Listed entries »
-----
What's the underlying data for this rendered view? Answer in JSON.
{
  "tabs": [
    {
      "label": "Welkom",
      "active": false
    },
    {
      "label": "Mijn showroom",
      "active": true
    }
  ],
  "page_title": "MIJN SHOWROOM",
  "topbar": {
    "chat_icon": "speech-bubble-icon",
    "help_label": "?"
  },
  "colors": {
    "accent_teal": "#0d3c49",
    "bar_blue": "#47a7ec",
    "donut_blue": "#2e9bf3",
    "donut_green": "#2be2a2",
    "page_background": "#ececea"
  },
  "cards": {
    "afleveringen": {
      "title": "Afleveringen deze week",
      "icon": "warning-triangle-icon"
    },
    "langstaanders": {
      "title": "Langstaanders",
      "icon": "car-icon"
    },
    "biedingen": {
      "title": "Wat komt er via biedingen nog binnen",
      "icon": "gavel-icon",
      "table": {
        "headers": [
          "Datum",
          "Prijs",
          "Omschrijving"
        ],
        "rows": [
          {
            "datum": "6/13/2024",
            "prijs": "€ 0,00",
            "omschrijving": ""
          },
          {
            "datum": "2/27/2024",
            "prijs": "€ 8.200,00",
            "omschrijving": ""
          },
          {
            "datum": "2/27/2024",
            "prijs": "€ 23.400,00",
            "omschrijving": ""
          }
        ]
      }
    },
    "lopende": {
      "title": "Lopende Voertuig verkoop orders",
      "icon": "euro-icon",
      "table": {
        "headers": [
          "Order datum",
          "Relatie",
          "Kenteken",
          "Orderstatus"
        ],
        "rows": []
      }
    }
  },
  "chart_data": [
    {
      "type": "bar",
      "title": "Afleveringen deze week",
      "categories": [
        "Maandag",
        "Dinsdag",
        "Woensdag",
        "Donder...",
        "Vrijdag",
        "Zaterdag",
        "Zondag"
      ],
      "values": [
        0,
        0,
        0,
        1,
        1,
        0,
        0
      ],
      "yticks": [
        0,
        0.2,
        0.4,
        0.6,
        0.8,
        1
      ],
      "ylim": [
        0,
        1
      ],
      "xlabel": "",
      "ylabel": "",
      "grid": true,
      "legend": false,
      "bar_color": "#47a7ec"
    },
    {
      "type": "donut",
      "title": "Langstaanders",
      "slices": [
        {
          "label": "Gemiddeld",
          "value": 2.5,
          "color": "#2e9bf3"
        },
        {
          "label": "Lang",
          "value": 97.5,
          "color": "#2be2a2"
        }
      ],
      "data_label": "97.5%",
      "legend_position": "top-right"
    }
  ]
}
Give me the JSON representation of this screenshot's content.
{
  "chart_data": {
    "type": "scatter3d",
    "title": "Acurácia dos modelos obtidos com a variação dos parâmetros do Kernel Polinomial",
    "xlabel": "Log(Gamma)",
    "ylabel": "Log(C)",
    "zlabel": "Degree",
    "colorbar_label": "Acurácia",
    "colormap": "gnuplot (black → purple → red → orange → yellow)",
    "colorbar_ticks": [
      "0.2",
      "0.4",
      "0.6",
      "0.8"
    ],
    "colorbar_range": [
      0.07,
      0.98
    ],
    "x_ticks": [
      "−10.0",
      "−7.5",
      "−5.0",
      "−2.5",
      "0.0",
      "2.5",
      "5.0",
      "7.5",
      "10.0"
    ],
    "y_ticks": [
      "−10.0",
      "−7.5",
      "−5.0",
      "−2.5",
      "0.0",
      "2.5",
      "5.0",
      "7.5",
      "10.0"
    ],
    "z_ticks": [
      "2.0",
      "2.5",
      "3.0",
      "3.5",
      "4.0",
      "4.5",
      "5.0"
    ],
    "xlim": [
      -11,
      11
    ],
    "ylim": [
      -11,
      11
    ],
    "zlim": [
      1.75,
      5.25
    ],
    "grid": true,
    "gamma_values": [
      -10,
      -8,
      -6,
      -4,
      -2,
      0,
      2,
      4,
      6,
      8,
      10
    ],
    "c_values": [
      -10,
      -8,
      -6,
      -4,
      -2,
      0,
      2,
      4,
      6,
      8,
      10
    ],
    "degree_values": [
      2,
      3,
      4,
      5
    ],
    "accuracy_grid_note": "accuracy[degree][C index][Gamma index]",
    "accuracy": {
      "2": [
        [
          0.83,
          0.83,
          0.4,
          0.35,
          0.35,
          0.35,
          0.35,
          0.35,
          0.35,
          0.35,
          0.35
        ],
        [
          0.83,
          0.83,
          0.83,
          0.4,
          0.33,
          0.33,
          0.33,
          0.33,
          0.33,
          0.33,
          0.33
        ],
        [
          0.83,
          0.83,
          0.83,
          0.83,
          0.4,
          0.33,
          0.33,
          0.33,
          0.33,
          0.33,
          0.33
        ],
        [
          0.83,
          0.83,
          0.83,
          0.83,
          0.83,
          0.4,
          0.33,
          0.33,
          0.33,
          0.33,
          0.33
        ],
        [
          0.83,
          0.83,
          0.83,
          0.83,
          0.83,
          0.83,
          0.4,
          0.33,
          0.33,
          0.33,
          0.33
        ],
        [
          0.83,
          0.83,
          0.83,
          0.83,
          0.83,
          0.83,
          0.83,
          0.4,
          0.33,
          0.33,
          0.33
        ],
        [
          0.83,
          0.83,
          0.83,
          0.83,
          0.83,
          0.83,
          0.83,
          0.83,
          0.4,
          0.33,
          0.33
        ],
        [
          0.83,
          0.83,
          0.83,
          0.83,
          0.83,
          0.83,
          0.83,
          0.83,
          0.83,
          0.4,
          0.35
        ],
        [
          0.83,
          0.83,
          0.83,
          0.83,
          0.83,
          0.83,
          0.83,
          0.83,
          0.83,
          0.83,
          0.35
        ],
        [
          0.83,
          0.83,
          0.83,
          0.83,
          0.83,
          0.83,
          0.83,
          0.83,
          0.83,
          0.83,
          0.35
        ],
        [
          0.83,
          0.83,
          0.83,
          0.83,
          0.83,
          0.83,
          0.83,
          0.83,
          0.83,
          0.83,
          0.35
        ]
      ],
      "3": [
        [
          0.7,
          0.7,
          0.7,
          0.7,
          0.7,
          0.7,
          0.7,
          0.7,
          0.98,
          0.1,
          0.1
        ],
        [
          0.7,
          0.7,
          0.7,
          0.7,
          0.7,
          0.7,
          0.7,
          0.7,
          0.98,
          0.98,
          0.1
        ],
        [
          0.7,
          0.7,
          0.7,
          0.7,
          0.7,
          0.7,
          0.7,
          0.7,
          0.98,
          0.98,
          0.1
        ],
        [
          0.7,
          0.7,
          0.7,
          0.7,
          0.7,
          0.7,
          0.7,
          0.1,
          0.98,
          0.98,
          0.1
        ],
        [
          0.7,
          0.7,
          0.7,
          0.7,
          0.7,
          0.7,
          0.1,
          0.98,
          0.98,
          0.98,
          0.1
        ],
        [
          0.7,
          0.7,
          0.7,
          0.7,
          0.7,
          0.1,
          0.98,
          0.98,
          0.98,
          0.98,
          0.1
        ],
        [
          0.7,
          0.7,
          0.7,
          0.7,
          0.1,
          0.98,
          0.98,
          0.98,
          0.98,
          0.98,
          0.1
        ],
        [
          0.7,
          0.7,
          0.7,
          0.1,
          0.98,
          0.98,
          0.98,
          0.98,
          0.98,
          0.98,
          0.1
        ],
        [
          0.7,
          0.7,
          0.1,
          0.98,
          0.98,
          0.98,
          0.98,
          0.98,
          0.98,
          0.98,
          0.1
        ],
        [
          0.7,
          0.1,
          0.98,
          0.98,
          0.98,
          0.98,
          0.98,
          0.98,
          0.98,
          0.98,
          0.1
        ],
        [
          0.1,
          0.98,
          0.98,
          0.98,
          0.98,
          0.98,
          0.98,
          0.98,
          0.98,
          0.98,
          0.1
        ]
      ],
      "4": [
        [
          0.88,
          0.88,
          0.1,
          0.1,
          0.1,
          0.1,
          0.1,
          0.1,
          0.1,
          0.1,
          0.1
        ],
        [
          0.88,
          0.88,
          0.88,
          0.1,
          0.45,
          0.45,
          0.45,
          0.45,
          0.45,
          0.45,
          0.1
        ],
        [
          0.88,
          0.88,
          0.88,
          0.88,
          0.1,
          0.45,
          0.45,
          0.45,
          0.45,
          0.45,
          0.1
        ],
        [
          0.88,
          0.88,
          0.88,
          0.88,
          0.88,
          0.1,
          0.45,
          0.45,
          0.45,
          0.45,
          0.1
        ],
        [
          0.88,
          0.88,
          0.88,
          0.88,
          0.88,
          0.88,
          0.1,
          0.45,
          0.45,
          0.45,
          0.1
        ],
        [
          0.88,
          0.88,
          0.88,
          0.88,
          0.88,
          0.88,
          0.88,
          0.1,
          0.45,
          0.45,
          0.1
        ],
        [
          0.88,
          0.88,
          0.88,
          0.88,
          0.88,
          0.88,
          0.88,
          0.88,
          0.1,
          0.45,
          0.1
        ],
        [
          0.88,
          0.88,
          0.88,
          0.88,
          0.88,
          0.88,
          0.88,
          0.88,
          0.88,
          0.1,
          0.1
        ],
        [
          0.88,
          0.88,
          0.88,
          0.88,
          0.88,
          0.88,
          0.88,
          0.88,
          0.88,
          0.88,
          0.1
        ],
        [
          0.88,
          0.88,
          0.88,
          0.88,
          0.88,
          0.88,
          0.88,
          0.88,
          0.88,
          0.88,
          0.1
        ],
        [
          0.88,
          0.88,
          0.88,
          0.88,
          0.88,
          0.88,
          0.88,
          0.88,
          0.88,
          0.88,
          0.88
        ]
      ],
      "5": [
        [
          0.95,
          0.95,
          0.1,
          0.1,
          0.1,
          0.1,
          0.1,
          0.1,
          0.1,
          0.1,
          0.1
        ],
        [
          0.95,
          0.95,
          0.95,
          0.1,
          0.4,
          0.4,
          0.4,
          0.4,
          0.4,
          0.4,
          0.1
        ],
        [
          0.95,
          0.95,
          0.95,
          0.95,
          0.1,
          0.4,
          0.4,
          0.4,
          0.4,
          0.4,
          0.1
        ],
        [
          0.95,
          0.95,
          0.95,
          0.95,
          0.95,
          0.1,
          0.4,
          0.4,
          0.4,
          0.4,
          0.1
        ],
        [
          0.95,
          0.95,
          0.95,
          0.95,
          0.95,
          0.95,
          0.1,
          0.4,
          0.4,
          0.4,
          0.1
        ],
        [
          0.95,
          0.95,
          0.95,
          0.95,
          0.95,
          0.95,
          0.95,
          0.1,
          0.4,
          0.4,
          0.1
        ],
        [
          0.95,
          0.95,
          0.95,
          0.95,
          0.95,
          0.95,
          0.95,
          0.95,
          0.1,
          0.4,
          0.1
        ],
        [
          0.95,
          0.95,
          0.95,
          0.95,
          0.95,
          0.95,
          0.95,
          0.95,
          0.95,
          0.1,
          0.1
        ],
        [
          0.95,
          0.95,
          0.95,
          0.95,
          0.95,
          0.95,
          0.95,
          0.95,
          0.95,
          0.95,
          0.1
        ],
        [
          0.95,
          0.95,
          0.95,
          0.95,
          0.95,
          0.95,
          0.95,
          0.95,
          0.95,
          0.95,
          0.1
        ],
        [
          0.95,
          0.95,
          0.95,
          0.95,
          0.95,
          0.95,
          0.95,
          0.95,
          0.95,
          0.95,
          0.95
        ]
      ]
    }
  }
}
-----
Work required » Copy in full each line that holds the word "icon".

Exercise output »
    "chat_icon": "speech-bubble-icon",
      "icon": "warning-triangle-icon"
      "icon": "car-icon"
      "icon": "gavel-icon",
      "icon": "euro-icon",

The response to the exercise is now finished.